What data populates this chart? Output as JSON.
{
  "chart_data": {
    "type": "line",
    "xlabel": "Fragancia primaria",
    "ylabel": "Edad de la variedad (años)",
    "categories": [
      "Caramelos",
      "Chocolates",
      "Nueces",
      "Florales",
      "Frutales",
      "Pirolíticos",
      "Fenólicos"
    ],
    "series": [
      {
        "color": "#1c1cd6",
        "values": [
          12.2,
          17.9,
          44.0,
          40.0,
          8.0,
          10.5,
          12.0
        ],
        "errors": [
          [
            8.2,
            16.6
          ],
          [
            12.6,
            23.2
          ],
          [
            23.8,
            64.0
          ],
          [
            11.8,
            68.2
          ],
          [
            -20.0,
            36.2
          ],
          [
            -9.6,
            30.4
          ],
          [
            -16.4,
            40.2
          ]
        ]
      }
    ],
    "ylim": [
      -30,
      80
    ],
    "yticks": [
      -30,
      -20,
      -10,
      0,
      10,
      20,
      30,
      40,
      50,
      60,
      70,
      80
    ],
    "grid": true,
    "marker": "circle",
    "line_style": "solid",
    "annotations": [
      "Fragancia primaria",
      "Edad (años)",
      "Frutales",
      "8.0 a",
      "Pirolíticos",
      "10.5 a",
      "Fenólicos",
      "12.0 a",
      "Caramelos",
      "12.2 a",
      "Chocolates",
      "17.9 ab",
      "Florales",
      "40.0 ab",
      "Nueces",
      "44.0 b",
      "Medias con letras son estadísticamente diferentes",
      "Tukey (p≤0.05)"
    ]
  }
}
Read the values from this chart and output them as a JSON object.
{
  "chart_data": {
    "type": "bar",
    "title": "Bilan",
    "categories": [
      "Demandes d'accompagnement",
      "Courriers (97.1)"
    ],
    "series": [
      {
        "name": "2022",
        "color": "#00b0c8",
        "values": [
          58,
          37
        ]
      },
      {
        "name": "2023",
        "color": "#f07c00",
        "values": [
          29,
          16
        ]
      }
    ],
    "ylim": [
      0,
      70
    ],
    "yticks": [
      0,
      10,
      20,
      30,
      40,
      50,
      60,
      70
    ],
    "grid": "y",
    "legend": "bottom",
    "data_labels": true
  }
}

* * * *

(What you need to do)
Say how many lines of the listing above contain "Fragancia", with no other words.

(Reply)
2